*Exercice 1*:
Les affirmations suivantes concordent-elles avec l'extrait sur l'hébergement des déplacés ukrainiens ? (a) À Pompadour, 44 personnes sont hébergées dans des familles bénévoles. (b) Les familles bénévoles ont déjà touché une aide financière pour héberger. (c) C'est l'État qui s'occupe de la recherche de logement pérenne. Répondez par oui ou non à chacune en citant les mots décisifs de l'extrait.
*Exercice 2*:
Dans l'extrait sur l'hébergement des déplacés ukrainiens, recopiez le passage qui commence aux mots "Claudine Charieyras : On" et s'arrête après "des familles d'accueil ?", en substituant "l'automne" à "l'hiver".
*Exercice 3*:
Poursuivez l'extrait sur l'hébergement des déplacés ukrainiens à partir de l'endroit où il s'arrête.

*Extrait à lire*:
◆ ◆ ◆ ◆
Claudine Charieyras : On attend tous avec impatience parce qu'on voit arriver l'hiver et les charges locatives qui vont être assez conséquentes pour les familles bénévoles qui, jusqu'à ce jour, n'ont eu aucune aide financière pour héberger les familles. Sur Pompadour (Corrèze), nous avons 44 personnes qui sont hébergées dans des familles bénévoles et qui, à ce jour, n'ont reçu, aucune aide, quelle qu'elle soit, aussi bien de l'État que des collectivités locales.

Est-il plus difficile, aujourd'hui, de trouver des familles d'accueil ?

Il est très, très compliqué de trouver des familles d'accueil. Le bénévolat a ses limites. Quand on héberge à la maison, soit à son domicile, soit dans un petit logement à côté. On veut bien le faire pour un mois, deux mois, trois mois, mais on ne voit pas d'issue et on se dit que l'on ne va pas pouvoir subvenir financièrement à toutes ces charges, puisque les personnes ne sont pas forcément des gens qui ont des moyens suffisants. Et puis, c'est aussi une charge émotionnelle. En ce moment, on est en train de travailler sur la scolarité des enfants, sur la recherche de logement pérenne, sur du travail. Ce sont les associations qui le font. C'est du bénévolat pour des humains. Ce n'est pas du bénévolat pour faire une activité sportive ou culturelle. C'est très affectif pour aussi bien les déplacés ukrainiens que les membres de l'association.
◆ ◆ ◆ ◆
Données de détection de mise en page de documents:
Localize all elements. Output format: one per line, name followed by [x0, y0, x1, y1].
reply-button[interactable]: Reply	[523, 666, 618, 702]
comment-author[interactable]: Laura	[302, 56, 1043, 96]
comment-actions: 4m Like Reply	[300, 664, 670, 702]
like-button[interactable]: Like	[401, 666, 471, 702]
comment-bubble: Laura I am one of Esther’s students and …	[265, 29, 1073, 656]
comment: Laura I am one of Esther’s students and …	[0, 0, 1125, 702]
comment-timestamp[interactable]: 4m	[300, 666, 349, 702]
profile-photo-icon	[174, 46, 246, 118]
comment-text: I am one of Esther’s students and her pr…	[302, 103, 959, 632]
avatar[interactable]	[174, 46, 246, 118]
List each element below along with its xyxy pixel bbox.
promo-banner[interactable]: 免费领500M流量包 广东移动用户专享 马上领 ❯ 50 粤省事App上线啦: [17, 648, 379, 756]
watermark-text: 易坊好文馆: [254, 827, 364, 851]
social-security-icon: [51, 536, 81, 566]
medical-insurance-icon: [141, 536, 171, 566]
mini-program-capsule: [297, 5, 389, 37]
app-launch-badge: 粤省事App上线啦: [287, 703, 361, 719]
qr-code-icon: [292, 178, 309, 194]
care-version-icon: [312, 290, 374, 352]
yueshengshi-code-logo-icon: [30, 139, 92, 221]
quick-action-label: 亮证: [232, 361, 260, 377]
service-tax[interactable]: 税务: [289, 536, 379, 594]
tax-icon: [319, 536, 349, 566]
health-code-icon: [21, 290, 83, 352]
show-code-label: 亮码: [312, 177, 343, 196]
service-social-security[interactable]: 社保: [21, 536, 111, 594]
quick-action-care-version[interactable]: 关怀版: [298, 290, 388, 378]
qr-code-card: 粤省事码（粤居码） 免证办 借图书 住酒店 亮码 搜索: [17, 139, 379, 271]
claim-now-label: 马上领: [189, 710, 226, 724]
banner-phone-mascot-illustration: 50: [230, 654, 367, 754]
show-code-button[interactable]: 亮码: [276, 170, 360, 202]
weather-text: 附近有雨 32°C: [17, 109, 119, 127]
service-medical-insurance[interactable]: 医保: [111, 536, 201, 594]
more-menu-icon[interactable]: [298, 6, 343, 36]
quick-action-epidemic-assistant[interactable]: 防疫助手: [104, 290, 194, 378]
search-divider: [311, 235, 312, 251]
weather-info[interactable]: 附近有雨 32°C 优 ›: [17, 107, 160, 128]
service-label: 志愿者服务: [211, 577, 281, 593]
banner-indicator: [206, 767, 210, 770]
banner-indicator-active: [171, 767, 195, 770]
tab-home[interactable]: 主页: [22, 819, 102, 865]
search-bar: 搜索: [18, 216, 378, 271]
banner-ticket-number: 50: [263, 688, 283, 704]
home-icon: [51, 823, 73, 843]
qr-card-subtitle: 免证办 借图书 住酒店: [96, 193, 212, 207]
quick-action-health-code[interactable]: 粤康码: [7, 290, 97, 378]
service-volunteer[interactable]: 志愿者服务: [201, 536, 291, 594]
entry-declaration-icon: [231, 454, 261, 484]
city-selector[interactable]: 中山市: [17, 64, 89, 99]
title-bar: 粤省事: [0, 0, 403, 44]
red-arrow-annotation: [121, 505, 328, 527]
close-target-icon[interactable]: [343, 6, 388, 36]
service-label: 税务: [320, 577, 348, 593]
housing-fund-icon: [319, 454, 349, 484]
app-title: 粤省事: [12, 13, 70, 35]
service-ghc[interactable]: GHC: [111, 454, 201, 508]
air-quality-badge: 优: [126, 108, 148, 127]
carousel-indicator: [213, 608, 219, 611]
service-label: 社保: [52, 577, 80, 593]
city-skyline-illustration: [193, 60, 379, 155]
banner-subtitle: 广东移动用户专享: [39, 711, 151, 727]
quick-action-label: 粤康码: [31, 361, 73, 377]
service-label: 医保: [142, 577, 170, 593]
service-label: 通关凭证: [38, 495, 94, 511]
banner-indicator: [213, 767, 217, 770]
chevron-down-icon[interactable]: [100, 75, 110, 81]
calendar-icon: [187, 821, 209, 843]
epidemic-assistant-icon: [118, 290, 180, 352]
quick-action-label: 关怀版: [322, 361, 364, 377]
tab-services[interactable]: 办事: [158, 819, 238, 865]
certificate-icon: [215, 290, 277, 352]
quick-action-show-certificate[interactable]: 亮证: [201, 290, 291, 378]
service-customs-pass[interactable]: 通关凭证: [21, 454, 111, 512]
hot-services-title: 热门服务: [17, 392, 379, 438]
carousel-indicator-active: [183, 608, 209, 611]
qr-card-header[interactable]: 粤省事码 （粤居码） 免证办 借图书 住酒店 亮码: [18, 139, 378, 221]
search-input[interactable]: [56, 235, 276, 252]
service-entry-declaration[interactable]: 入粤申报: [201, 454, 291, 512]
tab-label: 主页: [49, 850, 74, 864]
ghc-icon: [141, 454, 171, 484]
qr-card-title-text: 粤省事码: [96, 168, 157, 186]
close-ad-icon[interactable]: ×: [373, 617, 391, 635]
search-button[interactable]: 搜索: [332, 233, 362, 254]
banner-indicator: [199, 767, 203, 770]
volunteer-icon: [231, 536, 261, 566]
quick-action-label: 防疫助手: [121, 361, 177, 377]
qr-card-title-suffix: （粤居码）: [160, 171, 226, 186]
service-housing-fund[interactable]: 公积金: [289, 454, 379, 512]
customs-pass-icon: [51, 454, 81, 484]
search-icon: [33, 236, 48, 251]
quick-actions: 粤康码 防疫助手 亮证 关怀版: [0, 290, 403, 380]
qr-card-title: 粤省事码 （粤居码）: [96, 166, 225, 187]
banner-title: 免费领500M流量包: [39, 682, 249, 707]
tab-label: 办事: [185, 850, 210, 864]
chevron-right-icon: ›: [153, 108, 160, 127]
◆ ◆ ◆ ◆
*Réponse 1*:
(a) Oui : « Sur Pompadour (Corrèze), nous avons 44 personnes qui sont hébergées dans des familles bénévoles ».
(b) Non : « jusqu'à ce jour, n'ont eu aucune aide financière pour héberger les familles ».
(c) Non : « Ce sont les associations qui le font. »

*Réponse 2*:
Claudine Charieyras : On attend tous avec impatience parce qu'on voit arriver l'automne et les charges locatives qui vont être assez conséquentes pour les familles bénévoles qui, jusqu'à ce jour, n'ont eu aucune aide financière pour héberger les familles. Sur Pompadour (Corrèze), nous avons 44 personnes qui sont hébergées dans des familles bénévoles et qui, à ce jour, n'ont reçu, aucune aide, quelle qu'elle soit, aussi bien de l'État que des collectivités locales.

Est-il plus difficile, aujourd'hui, de trouver des familles d'accueil ?

*Réponse 3*:
"J'ai des familles qui sont vraiment en souffrance parce qu'elles ne se sentent pas suffisamment aidées."

Claudine Charieyras, présidente de l'association Accueil Familles du Monde

à franceinfo

Les familles auraient voulu une date butoir ?
 
On sait très bien qu'on ne peut pas demander une date comme quand on aménage dans un logement et quand on le quitte, mais d'avoir un peu plus de vision, même sur du très long terme. Là, il n'y a aucune vision et ça, c'est très compliqué pour les familles hébergeantes. En plus, nous sommes à la campagne, il y des frais de déplacement quand on veut aller faire les courses, aller chez le médecin, à l'école ou à des rendez-vous administratifs. Ce sont des charges financières très, très élevées pour les familles.